## [Stored data entries]
★ ★ ★ ★
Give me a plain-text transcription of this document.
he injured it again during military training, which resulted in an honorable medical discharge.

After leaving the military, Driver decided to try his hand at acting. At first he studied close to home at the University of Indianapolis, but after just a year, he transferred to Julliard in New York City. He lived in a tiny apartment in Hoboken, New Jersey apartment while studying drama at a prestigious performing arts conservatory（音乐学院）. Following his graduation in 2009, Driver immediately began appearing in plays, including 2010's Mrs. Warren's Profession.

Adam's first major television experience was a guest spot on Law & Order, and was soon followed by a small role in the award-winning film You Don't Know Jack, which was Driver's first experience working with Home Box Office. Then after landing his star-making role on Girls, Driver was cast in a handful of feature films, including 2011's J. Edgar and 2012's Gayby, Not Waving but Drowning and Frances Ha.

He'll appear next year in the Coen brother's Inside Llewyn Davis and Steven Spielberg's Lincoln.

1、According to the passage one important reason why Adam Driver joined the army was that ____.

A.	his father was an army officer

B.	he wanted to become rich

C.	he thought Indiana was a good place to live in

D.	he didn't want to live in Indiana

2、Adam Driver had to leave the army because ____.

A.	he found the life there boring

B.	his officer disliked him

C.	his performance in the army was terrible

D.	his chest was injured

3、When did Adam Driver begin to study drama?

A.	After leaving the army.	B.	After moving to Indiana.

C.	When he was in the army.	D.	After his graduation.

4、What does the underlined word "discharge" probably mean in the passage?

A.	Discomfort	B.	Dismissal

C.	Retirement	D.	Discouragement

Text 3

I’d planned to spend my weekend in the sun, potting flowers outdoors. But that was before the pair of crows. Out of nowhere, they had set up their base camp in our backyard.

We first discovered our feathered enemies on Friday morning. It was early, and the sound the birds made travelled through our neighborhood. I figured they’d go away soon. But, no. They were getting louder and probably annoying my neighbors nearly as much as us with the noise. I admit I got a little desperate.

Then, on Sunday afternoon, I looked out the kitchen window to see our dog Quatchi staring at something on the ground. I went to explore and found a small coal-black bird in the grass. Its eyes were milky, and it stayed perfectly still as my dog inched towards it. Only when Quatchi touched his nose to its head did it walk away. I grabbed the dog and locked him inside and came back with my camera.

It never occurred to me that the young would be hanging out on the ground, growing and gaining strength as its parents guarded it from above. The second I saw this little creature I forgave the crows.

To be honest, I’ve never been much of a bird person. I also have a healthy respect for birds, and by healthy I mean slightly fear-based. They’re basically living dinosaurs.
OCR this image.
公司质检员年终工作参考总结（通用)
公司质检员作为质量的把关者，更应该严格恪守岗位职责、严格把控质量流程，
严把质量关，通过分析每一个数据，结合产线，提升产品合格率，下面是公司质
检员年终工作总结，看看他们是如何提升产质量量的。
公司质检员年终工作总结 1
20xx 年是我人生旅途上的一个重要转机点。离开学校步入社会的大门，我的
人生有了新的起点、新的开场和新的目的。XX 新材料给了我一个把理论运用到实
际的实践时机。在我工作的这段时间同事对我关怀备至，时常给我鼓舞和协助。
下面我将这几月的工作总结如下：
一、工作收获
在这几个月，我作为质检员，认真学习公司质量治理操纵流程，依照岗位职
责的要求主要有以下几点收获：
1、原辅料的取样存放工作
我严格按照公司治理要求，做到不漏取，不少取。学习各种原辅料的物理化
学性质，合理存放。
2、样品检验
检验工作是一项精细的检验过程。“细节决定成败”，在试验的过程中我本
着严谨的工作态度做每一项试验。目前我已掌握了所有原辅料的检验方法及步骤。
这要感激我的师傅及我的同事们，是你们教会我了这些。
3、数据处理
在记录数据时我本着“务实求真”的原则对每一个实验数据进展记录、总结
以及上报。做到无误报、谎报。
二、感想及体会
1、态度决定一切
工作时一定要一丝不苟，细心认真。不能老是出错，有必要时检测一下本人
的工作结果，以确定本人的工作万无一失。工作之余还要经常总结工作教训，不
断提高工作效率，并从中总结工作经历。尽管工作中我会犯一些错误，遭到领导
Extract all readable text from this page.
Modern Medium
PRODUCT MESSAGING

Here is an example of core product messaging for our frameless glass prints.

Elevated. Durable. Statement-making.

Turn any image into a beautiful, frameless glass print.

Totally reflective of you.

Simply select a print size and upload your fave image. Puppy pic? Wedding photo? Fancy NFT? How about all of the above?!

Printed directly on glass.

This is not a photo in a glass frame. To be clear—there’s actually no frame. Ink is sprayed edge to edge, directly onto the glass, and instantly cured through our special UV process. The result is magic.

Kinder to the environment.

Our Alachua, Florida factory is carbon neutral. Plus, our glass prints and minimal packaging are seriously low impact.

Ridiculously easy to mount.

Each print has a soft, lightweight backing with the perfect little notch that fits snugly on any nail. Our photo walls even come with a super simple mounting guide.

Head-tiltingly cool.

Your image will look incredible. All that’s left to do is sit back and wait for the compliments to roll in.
★ ★ ★ ★
## [Problem statement]
Write out exactly the lines of the entries above that run from the line containing "Extract all readable text from this page." through the last line, including both.

## [Finished task]
Extract all readable text from this page.
Modern Medium
PRODUCT MESSAGING

Here is an example of core product messaging for our frameless glass prints.

Elevated. Durable. Statement-making.

Turn any image into a beautiful, frameless glass print.

Totally reflective of you.

Simply select a print size and upload your fave image. Puppy pic? Wedding photo? Fancy NFT? How about all of the above?!

Printed directly on glass.

This is not a photo in a glass frame. To be clear—there’s actually no frame. Ink is sprayed edge to edge, directly onto the glass, and instantly cured through our special UV process. The result is magic.

Kinder to the environment.

Our Alachua, Florida factory is carbon neutral. Plus, our glass prints and minimal packaging are seriously low impact.

Ridiculously easy to mount.

Each print has a soft, lightweight backing with the perfect little notch that fits snugly on any nail. Our photo walls even come with a super simple mounting guide.

Head-tiltingly cool.

Your image will look incredible. All that’s left to do is sit back and wait for the compliments to roll in.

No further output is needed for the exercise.